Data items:
** START **

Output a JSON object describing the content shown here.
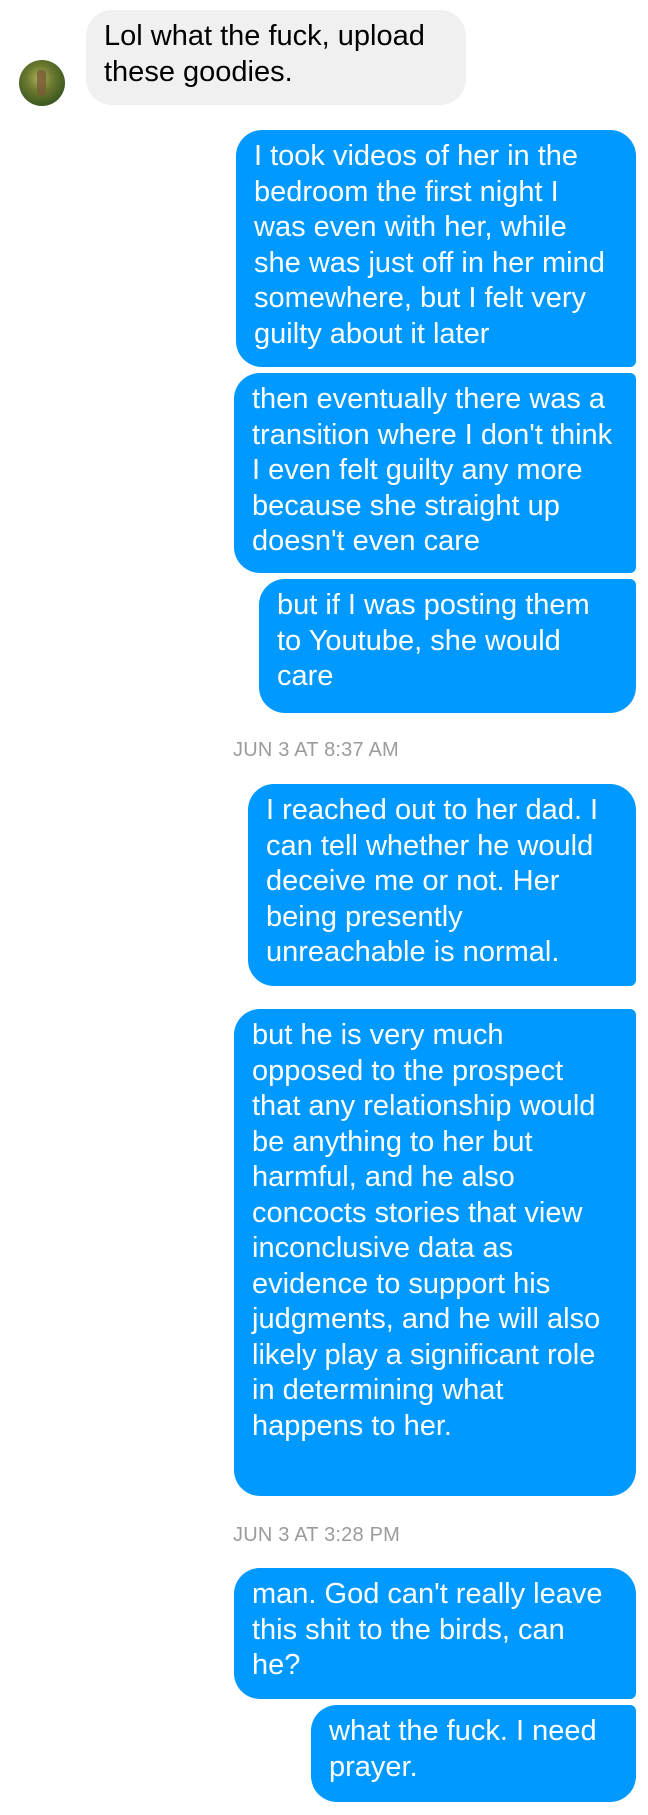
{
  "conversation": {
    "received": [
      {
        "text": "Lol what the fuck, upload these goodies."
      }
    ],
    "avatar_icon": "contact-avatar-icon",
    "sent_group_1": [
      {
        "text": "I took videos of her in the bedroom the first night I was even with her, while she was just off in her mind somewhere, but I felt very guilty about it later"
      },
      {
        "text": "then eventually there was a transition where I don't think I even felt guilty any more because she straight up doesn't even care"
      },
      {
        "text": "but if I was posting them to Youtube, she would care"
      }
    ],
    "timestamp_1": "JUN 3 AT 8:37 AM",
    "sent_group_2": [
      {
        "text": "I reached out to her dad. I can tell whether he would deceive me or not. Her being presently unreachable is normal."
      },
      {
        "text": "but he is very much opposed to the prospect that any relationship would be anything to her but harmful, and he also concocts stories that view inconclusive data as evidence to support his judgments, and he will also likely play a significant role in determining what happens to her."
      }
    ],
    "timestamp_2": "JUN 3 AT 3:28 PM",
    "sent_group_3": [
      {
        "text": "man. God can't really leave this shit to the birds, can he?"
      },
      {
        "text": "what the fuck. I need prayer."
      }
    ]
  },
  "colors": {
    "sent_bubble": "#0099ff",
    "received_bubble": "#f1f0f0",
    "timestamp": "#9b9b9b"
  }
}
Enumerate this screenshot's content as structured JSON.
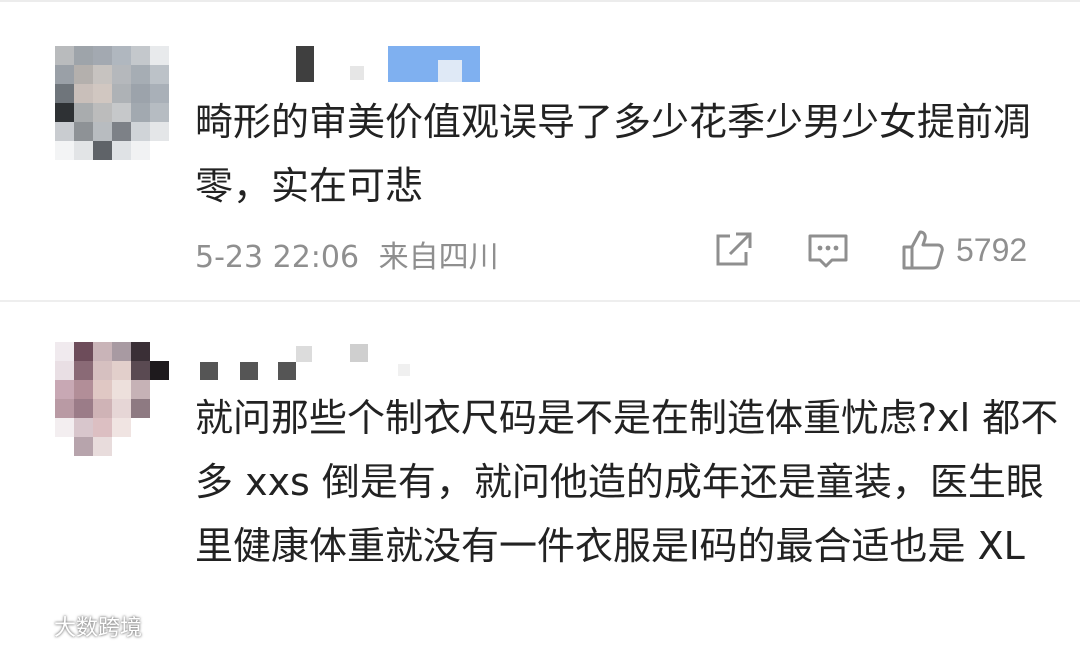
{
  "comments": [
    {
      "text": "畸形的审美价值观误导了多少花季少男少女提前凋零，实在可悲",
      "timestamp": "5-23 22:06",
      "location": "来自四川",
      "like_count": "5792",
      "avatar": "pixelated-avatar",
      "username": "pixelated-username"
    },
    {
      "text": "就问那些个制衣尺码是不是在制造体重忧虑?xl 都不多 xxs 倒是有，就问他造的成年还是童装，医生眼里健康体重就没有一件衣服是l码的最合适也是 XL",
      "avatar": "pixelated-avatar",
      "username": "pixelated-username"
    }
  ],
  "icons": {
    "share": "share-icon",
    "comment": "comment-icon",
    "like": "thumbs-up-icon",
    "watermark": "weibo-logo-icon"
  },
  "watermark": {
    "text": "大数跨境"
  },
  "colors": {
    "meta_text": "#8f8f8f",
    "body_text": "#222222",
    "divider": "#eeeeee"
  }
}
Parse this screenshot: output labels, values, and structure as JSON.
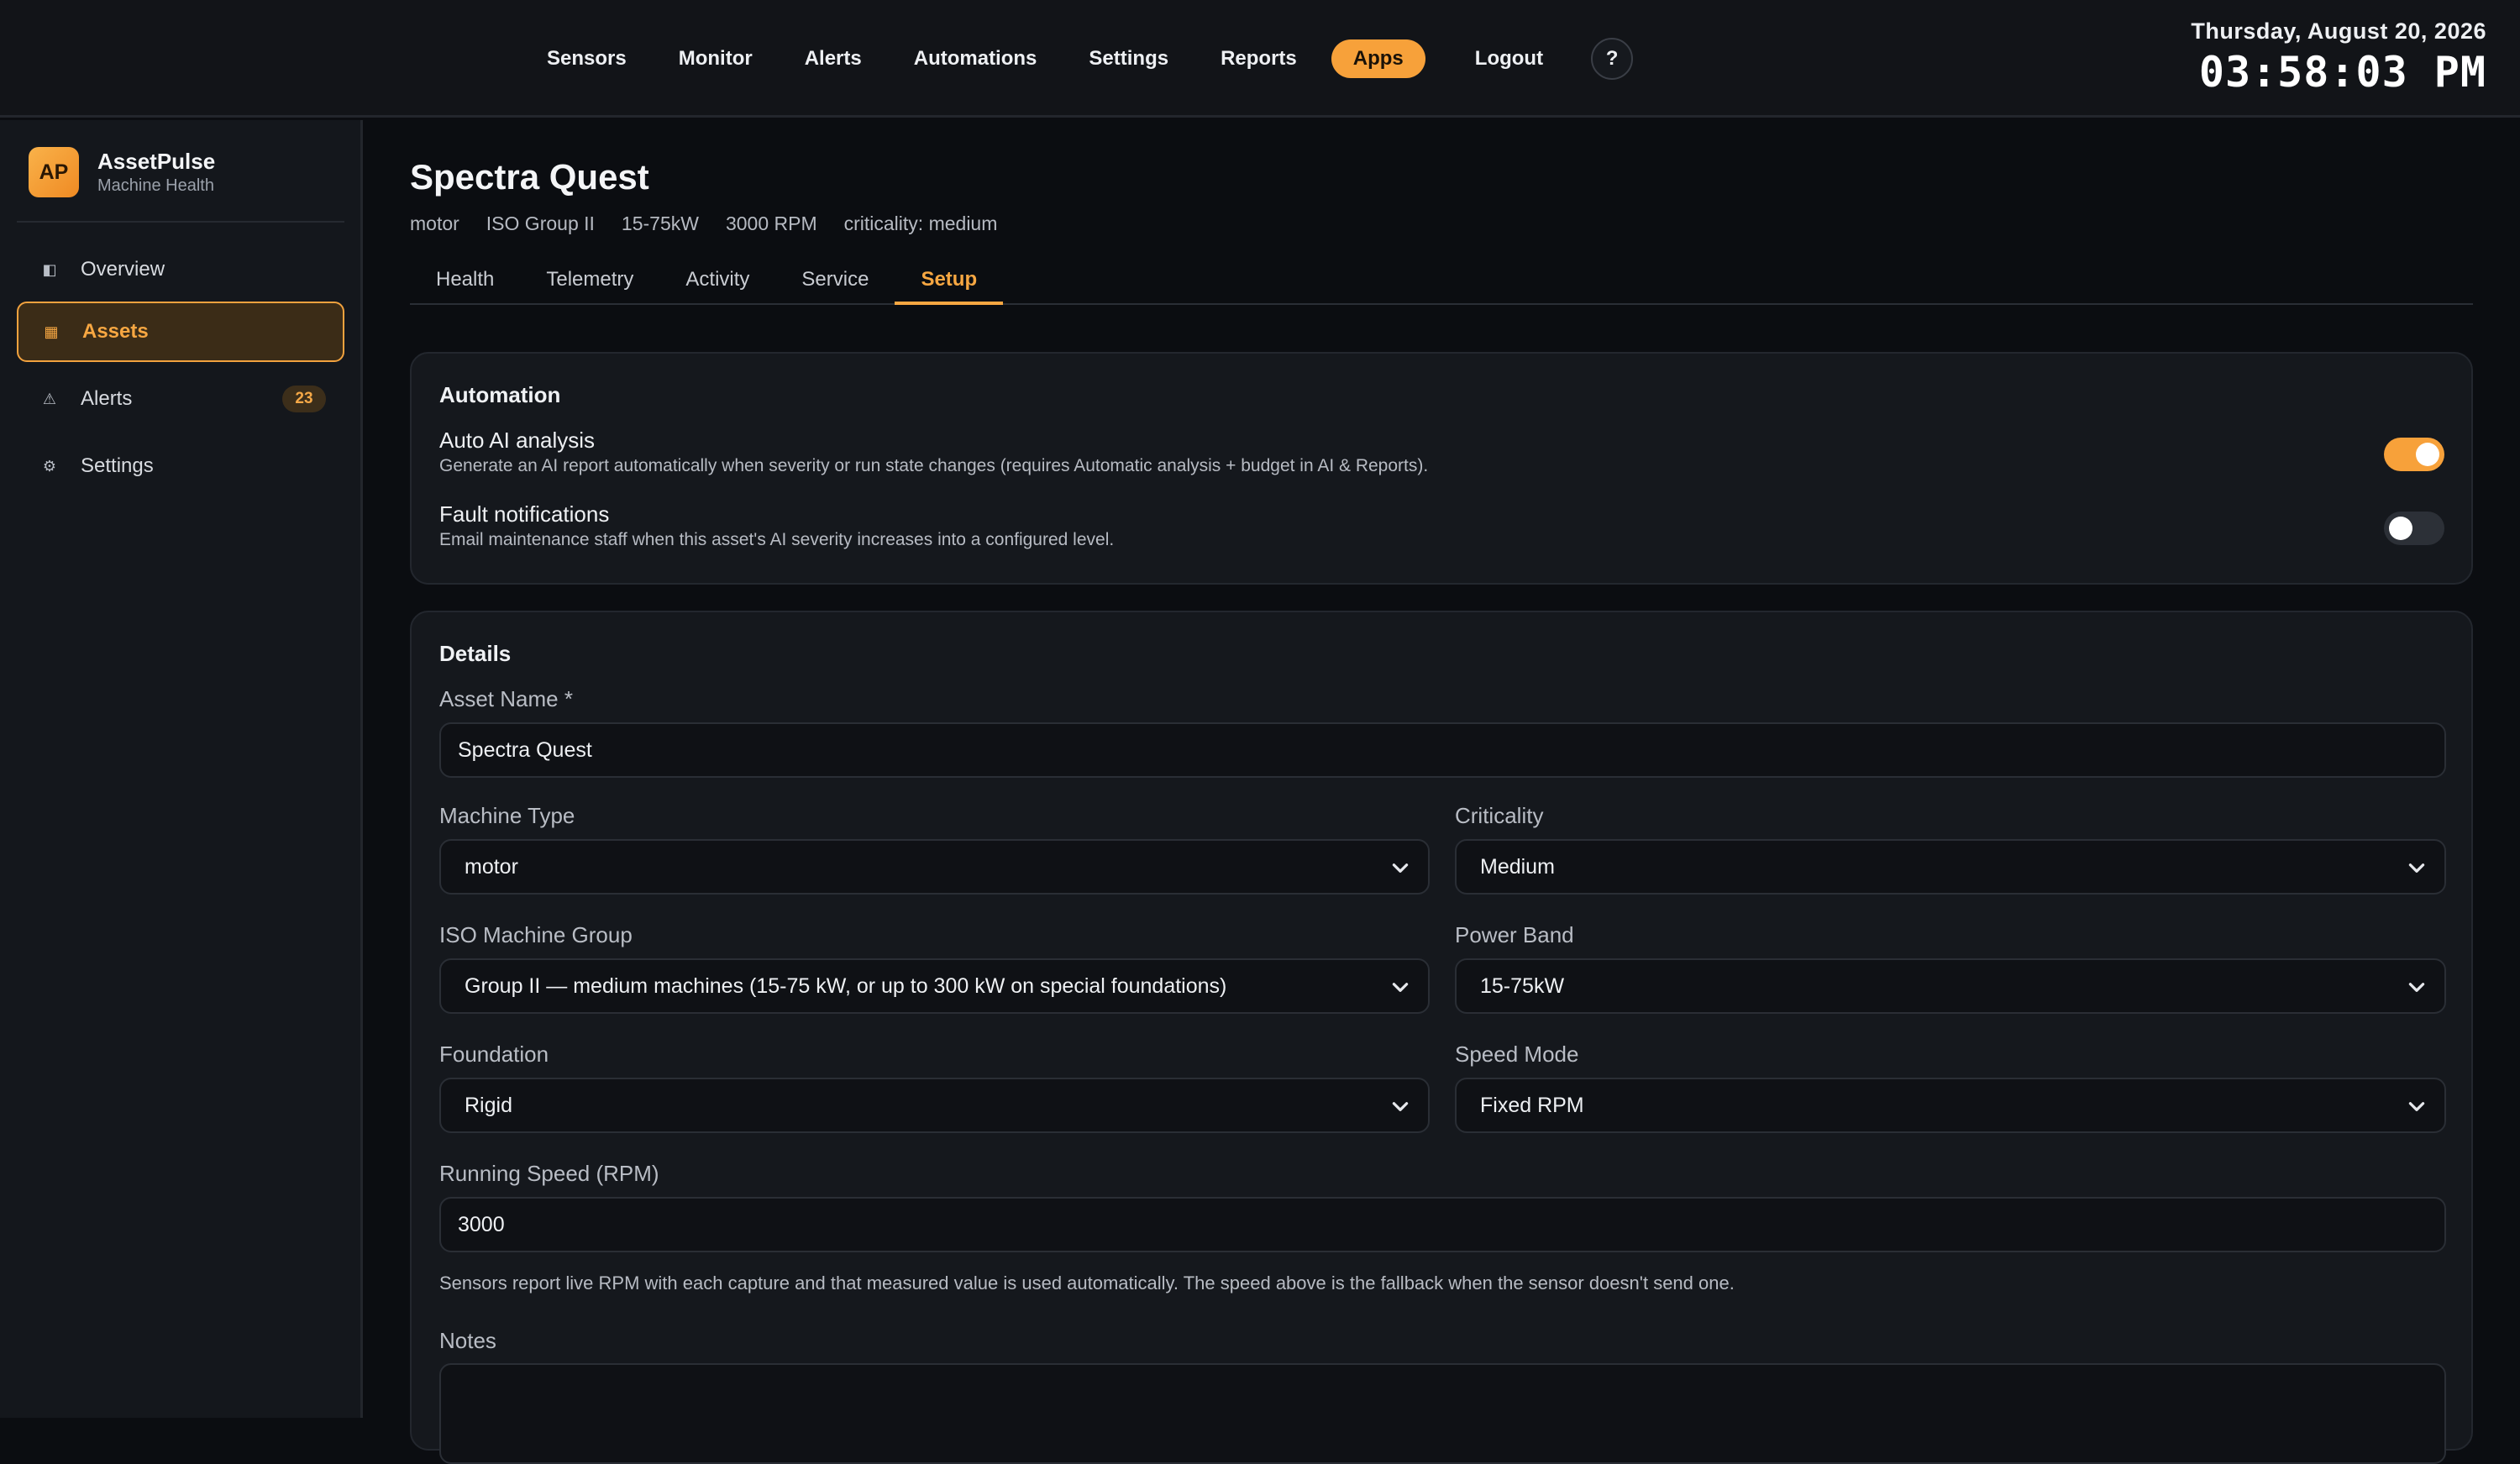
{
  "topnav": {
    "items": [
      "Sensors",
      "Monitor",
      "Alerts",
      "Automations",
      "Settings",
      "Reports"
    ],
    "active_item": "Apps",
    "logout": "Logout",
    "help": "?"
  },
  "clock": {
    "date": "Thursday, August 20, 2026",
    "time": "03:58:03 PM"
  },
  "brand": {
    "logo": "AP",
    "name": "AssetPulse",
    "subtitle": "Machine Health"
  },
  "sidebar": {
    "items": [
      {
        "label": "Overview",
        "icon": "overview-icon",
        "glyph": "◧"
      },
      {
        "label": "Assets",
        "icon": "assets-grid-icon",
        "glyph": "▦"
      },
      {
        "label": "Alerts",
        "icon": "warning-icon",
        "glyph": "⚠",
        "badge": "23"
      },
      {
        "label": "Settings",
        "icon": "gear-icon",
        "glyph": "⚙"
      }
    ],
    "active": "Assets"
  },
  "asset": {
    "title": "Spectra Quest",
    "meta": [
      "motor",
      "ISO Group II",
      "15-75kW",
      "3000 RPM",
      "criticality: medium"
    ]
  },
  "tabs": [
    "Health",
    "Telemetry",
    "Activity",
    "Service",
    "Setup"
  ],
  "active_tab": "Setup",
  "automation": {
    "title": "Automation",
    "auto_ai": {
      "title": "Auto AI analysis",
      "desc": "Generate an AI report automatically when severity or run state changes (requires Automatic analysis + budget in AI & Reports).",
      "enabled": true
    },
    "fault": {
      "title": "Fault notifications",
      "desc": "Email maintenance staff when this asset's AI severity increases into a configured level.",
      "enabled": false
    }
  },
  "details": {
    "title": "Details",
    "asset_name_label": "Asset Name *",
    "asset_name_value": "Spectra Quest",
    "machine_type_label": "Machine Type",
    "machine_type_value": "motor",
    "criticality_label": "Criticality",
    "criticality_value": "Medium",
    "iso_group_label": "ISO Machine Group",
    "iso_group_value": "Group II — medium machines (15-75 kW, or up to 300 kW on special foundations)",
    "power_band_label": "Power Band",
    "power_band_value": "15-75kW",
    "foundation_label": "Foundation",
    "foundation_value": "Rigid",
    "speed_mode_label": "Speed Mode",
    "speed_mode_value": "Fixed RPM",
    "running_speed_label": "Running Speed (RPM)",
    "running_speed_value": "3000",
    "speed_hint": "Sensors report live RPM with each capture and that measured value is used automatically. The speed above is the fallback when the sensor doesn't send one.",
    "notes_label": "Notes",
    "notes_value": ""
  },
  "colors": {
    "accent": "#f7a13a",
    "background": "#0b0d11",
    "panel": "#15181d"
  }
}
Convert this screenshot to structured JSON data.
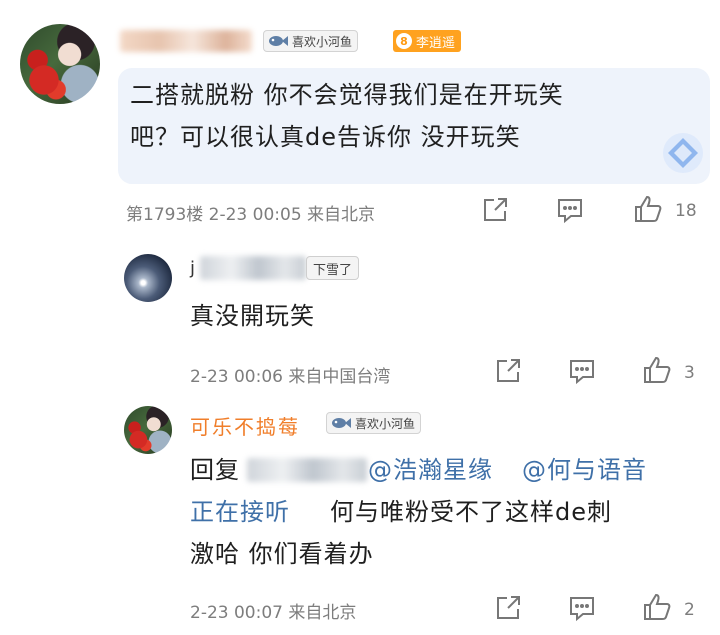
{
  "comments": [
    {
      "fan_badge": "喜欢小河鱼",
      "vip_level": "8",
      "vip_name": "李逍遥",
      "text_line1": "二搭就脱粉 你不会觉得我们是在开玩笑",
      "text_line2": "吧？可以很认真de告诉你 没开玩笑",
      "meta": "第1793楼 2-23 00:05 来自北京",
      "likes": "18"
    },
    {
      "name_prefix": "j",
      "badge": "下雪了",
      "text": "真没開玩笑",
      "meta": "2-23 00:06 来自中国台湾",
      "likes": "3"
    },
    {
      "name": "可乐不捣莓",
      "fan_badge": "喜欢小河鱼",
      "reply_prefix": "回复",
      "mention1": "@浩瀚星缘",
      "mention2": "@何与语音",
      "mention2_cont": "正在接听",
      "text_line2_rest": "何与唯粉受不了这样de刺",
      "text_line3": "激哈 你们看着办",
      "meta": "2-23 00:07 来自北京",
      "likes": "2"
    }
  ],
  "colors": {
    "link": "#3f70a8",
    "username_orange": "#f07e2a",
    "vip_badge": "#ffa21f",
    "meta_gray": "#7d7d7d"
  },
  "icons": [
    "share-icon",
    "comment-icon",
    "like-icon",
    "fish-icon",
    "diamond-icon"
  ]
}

** END **

__Stated goal__: Check every line for "content" and show the ones that have it.

__Exercise answer__:
Output a JSON object describing the content shown here.
Enumerate this screenshot's content as structured JSON.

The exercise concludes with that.